== EXTRACTED RECORDS

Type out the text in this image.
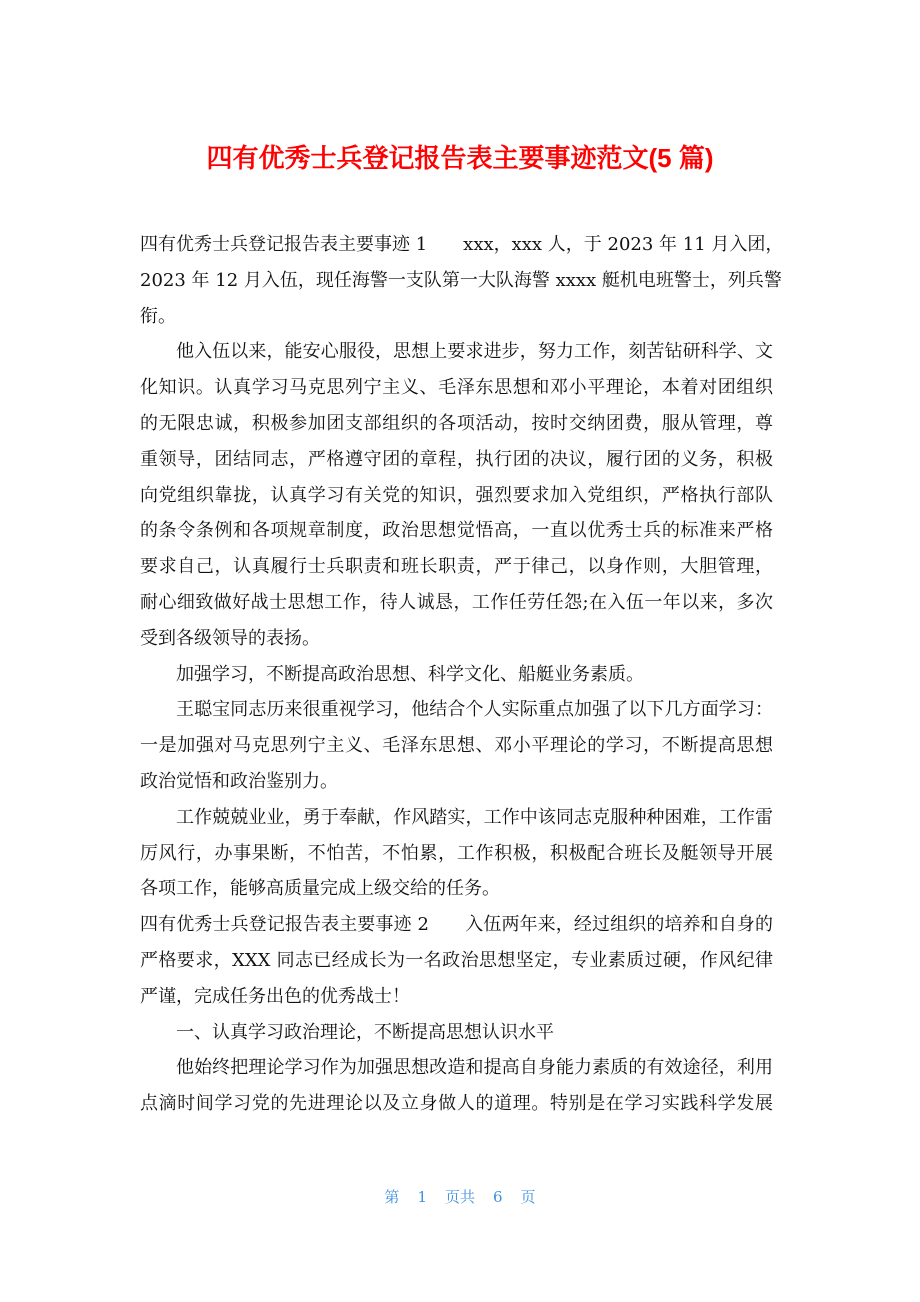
四有优秀士兵登记报告表主要事迹范文(5 篇)
四有优秀士兵登记报告表主要事迹 1　　xxx，xxx 人，于 2023 年 11 月入团，
2023 年 12 月入伍，现任海警一支队第一大队海警 xxxx 艇机电班警士，列兵警
衔。
他入伍以来，能安心服役，思想上要求进步，努力工作，刻苦钻研科学、文
化知识。认真学习马克思列宁主义、毛泽东思想和邓小平理论，本着对团组织
的无限忠诚，积极参加团支部组织的各项活动，按时交纳团费，服从管理，尊
重领导，团结同志，严格遵守团的章程，执行团的决议，履行团的义务，积极
向党组织靠拢，认真学习有关党的知识，强烈要求加入党组织，严格执行部队
的条令条例和各项规章制度，政治思想觉悟高，一直以优秀士兵的标准来严格
要求自己，认真履行士兵职责和班长职责，严于律己，以身作则，大胆管理，
耐心细致做好战士思想工作，待人诚恳，工作任劳任怨;在入伍一年以来，多次
受到各级领导的表扬。
加强学习，不断提高政治思想、科学文化、船艇业务素质。
王聪宝同志历来很重视学习，他结合个人实际重点加强了以下几方面学习：
一是加强对马克思列宁主义、毛泽东思想、邓小平理论的学习，不断提高思想
政治觉悟和政治鉴别力。
工作兢兢业业，勇于奉献，作风踏实，工作中该同志克服种种困难，工作雷
厉风行，办事果断，不怕苦，不怕累，工作积极，积极配合班长及艇领导开展
各项工作，能够高质量完成上级交给的任务。
四有优秀士兵登记报告表主要事迹 2　　入伍两年来，经过组织的培养和自身的
严格要求，XXX 同志已经成长为一名政治思想坚定，专业素质过硬，作风纪律
严谨，完成任务出色的优秀战士！
一、认真学习政治理论，不断提高思想认识水平
他始终把理论学习作为加强思想改造和提高自身能力素质的有效途径，利用
点滴时间学习党的先进理论以及立身做人的道理。特别是在学习实践科学发展
第 1 页共 6 页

====

__TO DO__:
Each record above must be returned exactly as written, with its pictures omitted.

__RESPONSE__:
Type out the text in this image.
四有优秀士兵登记报告表主要事迹范文(5 篇)
四有优秀士兵登记报告表主要事迹 1　　xxx，xxx 人，于 2023 年 11 月入团，
2023 年 12 月入伍，现任海警一支队第一大队海警 xxxx 艇机电班警士，列兵警
衔。
他入伍以来，能安心服役，思想上要求进步，努力工作，刻苦钻研科学、文
化知识。认真学习马克思列宁主义、毛泽东思想和邓小平理论，本着对团组织
的无限忠诚，积极参加团支部组织的各项活动，按时交纳团费，服从管理，尊
重领导，团结同志，严格遵守团的章程，执行团的决议，履行团的义务，积极
向党组织靠拢，认真学习有关党的知识，强烈要求加入党组织，严格执行部队
的条令条例和各项规章制度，政治思想觉悟高，一直以优秀士兵的标准来严格
要求自己，认真履行士兵职责和班长职责，严于律己，以身作则，大胆管理，
耐心细致做好战士思想工作，待人诚恳，工作任劳任怨;在入伍一年以来，多次
受到各级领导的表扬。
加强学习，不断提高政治思想、科学文化、船艇业务素质。
王聪宝同志历来很重视学习，他结合个人实际重点加强了以下几方面学习：
一是加强对马克思列宁主义、毛泽东思想、邓小平理论的学习，不断提高思想
政治觉悟和政治鉴别力。
工作兢兢业业，勇于奉献，作风踏实，工作中该同志克服种种困难，工作雷
厉风行，办事果断，不怕苦，不怕累，工作积极，积极配合班长及艇领导开展
各项工作，能够高质量完成上级交给的任务。
四有优秀士兵登记报告表主要事迹 2　　入伍两年来，经过组织的培养和自身的
严格要求，XXX 同志已经成长为一名政治思想坚定，专业素质过硬，作风纪律
严谨，完成任务出色的优秀战士！
一、认真学习政治理论，不断提高思想认识水平
他始终把理论学习作为加强思想改造和提高自身能力素质的有效途径，利用
点滴时间学习党的先进理论以及立身做人的道理。特别是在学习实践科学发展
第 1 页共 6 页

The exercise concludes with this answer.